>> begin Extracted data

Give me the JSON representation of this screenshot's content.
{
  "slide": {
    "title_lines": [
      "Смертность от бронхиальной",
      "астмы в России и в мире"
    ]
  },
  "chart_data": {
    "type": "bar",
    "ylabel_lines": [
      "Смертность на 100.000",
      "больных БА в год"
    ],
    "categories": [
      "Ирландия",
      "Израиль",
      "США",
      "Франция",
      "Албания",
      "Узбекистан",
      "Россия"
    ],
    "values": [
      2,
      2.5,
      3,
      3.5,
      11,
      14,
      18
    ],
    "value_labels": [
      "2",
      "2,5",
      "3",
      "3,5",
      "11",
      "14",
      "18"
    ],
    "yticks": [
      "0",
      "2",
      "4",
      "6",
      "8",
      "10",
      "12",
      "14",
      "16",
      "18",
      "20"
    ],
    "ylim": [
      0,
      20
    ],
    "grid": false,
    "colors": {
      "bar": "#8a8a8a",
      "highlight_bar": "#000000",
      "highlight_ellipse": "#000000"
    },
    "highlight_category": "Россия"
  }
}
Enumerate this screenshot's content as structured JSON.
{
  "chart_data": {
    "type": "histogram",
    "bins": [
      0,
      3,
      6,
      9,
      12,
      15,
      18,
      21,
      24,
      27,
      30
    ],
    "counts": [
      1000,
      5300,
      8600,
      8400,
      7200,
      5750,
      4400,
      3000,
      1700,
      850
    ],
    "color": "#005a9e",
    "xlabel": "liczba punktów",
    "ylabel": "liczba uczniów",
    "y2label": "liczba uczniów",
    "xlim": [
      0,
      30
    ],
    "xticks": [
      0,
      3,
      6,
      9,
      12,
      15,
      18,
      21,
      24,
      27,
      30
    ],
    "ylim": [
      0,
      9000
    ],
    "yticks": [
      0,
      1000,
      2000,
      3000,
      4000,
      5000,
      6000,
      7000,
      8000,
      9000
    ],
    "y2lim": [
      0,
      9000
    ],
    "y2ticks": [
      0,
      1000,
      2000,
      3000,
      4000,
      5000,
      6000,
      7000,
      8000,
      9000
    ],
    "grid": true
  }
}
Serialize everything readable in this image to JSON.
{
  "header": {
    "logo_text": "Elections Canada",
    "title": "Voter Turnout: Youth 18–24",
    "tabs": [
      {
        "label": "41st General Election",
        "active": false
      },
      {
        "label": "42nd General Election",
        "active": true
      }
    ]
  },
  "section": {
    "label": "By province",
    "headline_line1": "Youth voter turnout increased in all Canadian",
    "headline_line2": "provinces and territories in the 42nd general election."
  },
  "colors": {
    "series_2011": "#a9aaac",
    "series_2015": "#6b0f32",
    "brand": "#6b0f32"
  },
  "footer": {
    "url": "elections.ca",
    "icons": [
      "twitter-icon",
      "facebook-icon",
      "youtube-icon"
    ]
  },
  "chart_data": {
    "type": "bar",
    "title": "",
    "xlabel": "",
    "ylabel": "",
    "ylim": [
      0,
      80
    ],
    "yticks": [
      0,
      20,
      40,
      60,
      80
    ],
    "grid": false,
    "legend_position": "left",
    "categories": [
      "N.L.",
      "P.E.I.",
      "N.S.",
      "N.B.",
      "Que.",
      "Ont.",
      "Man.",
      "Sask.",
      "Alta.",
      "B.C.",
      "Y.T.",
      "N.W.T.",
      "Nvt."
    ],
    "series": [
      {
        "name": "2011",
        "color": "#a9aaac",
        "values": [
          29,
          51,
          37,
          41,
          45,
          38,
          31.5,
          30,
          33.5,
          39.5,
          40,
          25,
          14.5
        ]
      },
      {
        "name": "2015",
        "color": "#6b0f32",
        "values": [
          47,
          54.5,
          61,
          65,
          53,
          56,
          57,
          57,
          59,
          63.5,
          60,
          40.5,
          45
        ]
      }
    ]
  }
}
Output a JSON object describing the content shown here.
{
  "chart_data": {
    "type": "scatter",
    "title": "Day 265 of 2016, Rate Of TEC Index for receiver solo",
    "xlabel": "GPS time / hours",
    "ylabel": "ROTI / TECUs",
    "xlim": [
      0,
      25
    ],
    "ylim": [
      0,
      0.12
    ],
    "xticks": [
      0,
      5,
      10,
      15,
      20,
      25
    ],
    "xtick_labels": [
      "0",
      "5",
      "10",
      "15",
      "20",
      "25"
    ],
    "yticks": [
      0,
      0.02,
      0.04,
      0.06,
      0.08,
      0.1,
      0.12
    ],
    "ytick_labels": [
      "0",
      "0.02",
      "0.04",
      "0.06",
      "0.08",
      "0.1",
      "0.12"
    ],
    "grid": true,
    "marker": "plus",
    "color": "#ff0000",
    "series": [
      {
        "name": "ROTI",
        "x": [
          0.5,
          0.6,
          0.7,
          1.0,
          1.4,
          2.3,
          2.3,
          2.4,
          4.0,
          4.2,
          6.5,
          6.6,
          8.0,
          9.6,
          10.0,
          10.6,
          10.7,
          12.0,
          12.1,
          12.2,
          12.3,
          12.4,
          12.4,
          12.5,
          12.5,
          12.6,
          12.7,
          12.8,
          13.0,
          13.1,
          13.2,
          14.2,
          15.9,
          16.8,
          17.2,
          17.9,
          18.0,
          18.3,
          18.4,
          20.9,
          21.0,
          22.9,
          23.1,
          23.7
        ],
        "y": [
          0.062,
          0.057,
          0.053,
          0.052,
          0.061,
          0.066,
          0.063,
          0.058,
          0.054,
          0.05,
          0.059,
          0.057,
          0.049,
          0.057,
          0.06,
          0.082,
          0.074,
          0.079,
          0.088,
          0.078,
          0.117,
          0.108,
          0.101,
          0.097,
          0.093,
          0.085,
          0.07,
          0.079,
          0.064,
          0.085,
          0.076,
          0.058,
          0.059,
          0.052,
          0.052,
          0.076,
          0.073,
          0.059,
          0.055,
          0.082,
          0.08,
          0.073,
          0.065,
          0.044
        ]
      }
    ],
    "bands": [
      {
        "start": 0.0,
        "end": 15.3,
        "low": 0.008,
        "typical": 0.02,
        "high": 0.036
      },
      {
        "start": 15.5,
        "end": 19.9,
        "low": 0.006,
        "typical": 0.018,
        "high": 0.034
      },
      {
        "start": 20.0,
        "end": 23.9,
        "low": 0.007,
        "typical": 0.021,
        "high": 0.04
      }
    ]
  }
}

>> end Extracted data

Output all records verbatim.

Give me the JSON representation of this screenshot's content.
{
  "slide": {
    "title_lines": [
      "Смертность от бронхиальной",
      "астмы в России и в мире"
    ]
  },
  "chart_data": {
    "type": "bar",
    "ylabel_lines": [
      "Смертность на 100.000",
      "больных БА в год"
    ],
    "categories": [
      "Ирландия",
      "Израиль",
      "США",
      "Франция",
      "Албания",
      "Узбекистан",
      "Россия"
    ],
    "values": [
      2,
      2.5,
      3,
      3.5,
      11,
      14,
      18
    ],
    "value_labels": [
      "2",
      "2,5",
      "3",
      "3,5",
      "11",
      "14",
      "18"
    ],
    "yticks": [
      "0",
      "2",
      "4",
      "6",
      "8",
      "10",
      "12",
      "14",
      "16",
      "18",
      "20"
    ],
    "ylim": [
      0,
      20
    ],
    "grid": false,
    "colors": {
      "bar": "#8a8a8a",
      "highlight_bar": "#000000",
      "highlight_ellipse": "#000000"
    },
    "highlight_category": "Россия"
  }
}
Enumerate this screenshot's content as structured JSON.
{
  "chart_data": {
    "type": "histogram",
    "bins": [
      0,
      3,
      6,
      9,
      12,
      15,
      18,
      21,
      24,
      27,
      30
    ],
    "counts": [
      1000,
      5300,
      8600,
      8400,
      7200,
      5750,
      4400,
      3000,
      1700,
      850
    ],
    "color": "#005a9e",
    "xlabel": "liczba punktów",
    "ylabel": "liczba uczniów",
    "y2label": "liczba uczniów",
    "xlim": [
      0,
      30
    ],
    "xticks": [
      0,
      3,
      6,
      9,
      12,
      15,
      18,
      21,
      24,
      27,
      30
    ],
    "ylim": [
      0,
      9000
    ],
    "yticks": [
      0,
      1000,
      2000,
      3000,
      4000,
      5000,
      6000,
      7000,
      8000,
      9000
    ],
    "y2lim": [
      0,
      9000
    ],
    "y2ticks": [
      0,
      1000,
      2000,
      3000,
      4000,
      5000,
      6000,
      7000,
      8000,
      9000
    ],
    "grid": true
  }
}
Serialize everything readable in this image to JSON.
{
  "header": {
    "logo_text": "Elections Canada",
    "title": "Voter Turnout: Youth 18–24",
    "tabs": [
      {
        "label": "41st General Election",
        "active": false
      },
      {
        "label": "42nd General Election",
        "active": true
      }
    ]
  },
  "section": {
    "label": "By province",
    "headline_line1": "Youth voter turnout increased in all Canadian",
    "headline_line2": "provinces and territories in the 42nd general election."
  },
  "colors": {
    "series_2011": "#a9aaac",
    "series_2015": "#6b0f32",
    "brand": "#6b0f32"
  },
  "footer": {
    "url": "elections.ca",
    "icons": [
      "twitter-icon",
      "facebook-icon",
      "youtube-icon"
    ]
  },
  "chart_data": {
    "type": "bar",
    "title": "",
    "xlabel": "",
    "ylabel": "",
    "ylim": [
      0,
      80
    ],
    "yticks": [
      0,
      20,
      40,
      60,
      80
    ],
    "grid": false,
    "legend_position": "left",
    "categories": [
      "N.L.",
      "P.E.I.",
      "N.S.",
      "N.B.",
      "Que.",
      "Ont.",
      "Man.",
      "Sask.",
      "Alta.",
      "B.C.",
      "Y.T.",
      "N.W.T.",
      "Nvt."
    ],
    "series": [
      {
        "name": "2011",
        "color": "#a9aaac",
        "values": [
          29,
          51,
          37,
          41,
          45,
          38,
          31.5,
          30,
          33.5,
          39.5,
          40,
          25,
          14.5
        ]
      },
      {
        "name": "2015",
        "color": "#6b0f32",
        "values": [
          47,
          54.5,
          61,
          65,
          53,
          56,
          57,
          57,
          59,
          63.5,
          60,
          40.5,
          45
        ]
      }
    ]
  }
}
Output a JSON object describing the content shown here.
{
  "chart_data": {
    "type": "scatter",
    "title": "Day 265 of 2016, Rate Of TEC Index for receiver solo",
    "xlabel": "GPS time / hours",
    "ylabel": "ROTI / TECUs",
    "xlim": [
      0,
      25
    ],
    "ylim": [
      0,
      0.12
    ],
    "xticks": [
      0,
      5,
      10,
      15,
      20,
      25
    ],
    "xtick_labels": [
      "0",
      "5",
      "10",
      "15",
      "20",
      "25"
    ],
    "yticks": [
      0,
      0.02,
      0.04,
      0.06,
      0.08,
      0.1,
      0.12
    ],
    "ytick_labels": [
      "0",
      "0.02",
      "0.04",
      "0.06",
      "0.08",
      "0.1",
      "0.12"
    ],
    "grid": true,
    "marker": "plus",
    "color": "#ff0000",
    "series": [
      {
        "name": "ROTI",
        "x": [
          0.5,
          0.6,
          0.7,
          1.0,
          1.4,
          2.3,
          2.3,
          2.4,
          4.0,
          4.2,
          6.5,
          6.6,
          8.0,
          9.6,
          10.0,
          10.6,
          10.7,
          12.0,
          12.1,
          12.2,
          12.3,
          12.4,
          12.4,
          12.5,
          12.5,
          12.6,
          12.7,
          12.8,
          13.0,
          13.1,
          13.2,
          14.2,
          15.9,
          16.8,
          17.2,
          17.9,
          18.0,
          18.3,
          18.4,
          20.9,
          21.0,
          22.9,
          23.1,
          23.7
        ],
        "y": [
          0.062,
          0.057,
          0.053,
          0.052,
          0.061,
          0.066,
          0.063,
          0.058,
          0.054,
          0.05,
          0.059,
          0.057,
          0.049,
          0.057,
          0.06,
          0.082,
          0.074,
          0.079,
          0.088,
          0.078,
          0.117,
          0.108,
          0.101,
          0.097,
          0.093,
          0.085,
          0.07,
          0.079,
          0.064,
          0.085,
          0.076,
          0.058,
          0.059,
          0.052,
          0.052,
          0.076,
          0.073,
          0.059,
          0.055,
          0.082,
          0.08,
          0.073,
          0.065,
          0.044
        ]
      }
    ],
    "bands": [
      {
        "start": 0.0,
        "end": 15.3,
        "low": 0.008,
        "typical": 0.02,
        "high": 0.036
      },
      {
        "start": 15.5,
        "end": 19.9,
        "low": 0.006,
        "typical": 0.018,
        "high": 0.034
      },
      {
        "start": 20.0,
        "end": 23.9,
        "low": 0.007,
        "typical": 0.021,
        "high": 0.04
      }
    ]
  }
}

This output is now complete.